EXERCISE GOAL :: From the entries below, gather every line containing the string "SO₄²".

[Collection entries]
+++
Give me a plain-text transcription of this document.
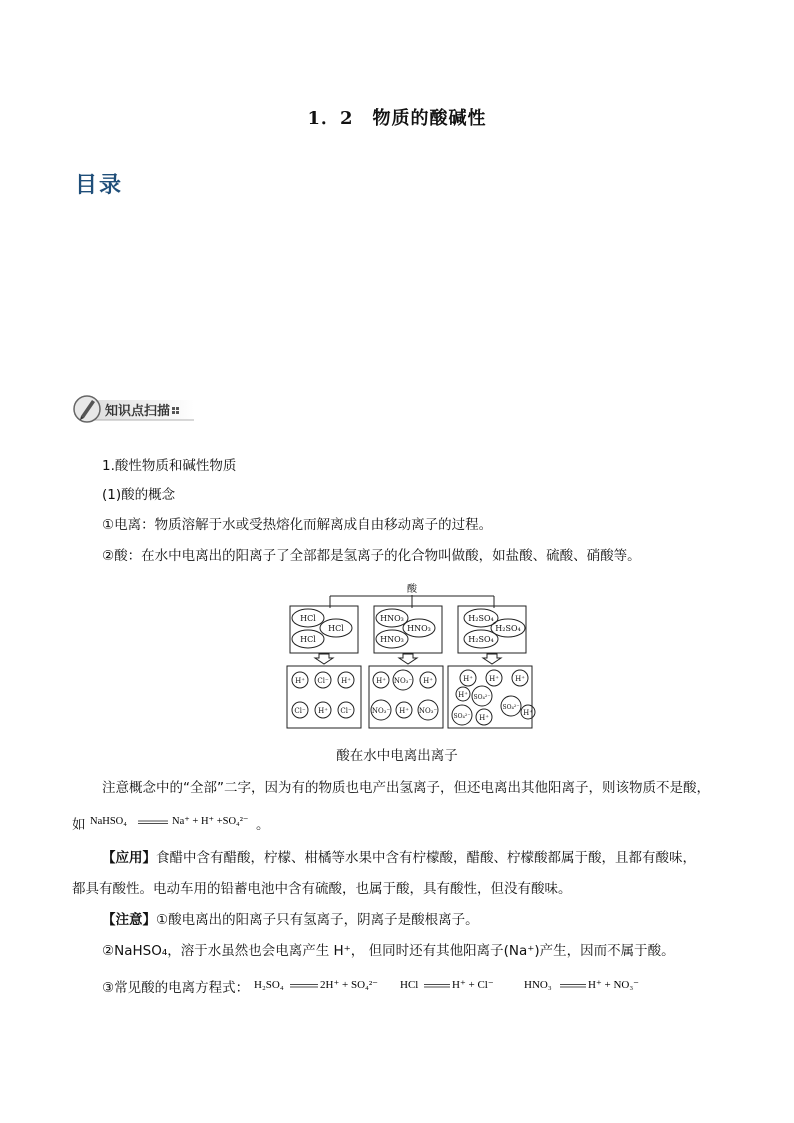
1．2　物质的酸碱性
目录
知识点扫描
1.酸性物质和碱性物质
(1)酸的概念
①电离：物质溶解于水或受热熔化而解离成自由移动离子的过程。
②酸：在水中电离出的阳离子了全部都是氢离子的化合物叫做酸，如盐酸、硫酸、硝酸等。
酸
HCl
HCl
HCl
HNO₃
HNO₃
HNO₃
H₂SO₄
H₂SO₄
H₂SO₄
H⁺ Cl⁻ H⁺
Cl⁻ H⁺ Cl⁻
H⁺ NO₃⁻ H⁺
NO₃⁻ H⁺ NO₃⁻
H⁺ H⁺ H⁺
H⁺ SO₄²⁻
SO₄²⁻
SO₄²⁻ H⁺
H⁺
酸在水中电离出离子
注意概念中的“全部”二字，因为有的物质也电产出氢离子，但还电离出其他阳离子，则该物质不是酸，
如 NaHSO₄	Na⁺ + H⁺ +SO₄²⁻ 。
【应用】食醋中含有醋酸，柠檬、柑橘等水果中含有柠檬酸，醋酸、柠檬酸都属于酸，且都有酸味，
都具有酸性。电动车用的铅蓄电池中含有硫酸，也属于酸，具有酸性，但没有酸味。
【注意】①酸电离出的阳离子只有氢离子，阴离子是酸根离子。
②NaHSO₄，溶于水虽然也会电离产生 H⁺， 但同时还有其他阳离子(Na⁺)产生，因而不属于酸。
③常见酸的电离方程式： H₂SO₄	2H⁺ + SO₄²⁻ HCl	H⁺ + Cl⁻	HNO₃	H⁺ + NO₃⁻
+++
SOLUTION FOR THIS TASK ::
H⁺ SO₄²⁻
SO₄²⁻
SO₄²⁻ H⁺
如 NaHSO₄	Na⁺ + H⁺ +SO₄²⁻ 。
③常见酸的电离方程式： H₂SO₄	2H⁺ + SO₄²⁻ HCl	H⁺ + Cl⁻	HNO₃	H⁺ + NO₃⁻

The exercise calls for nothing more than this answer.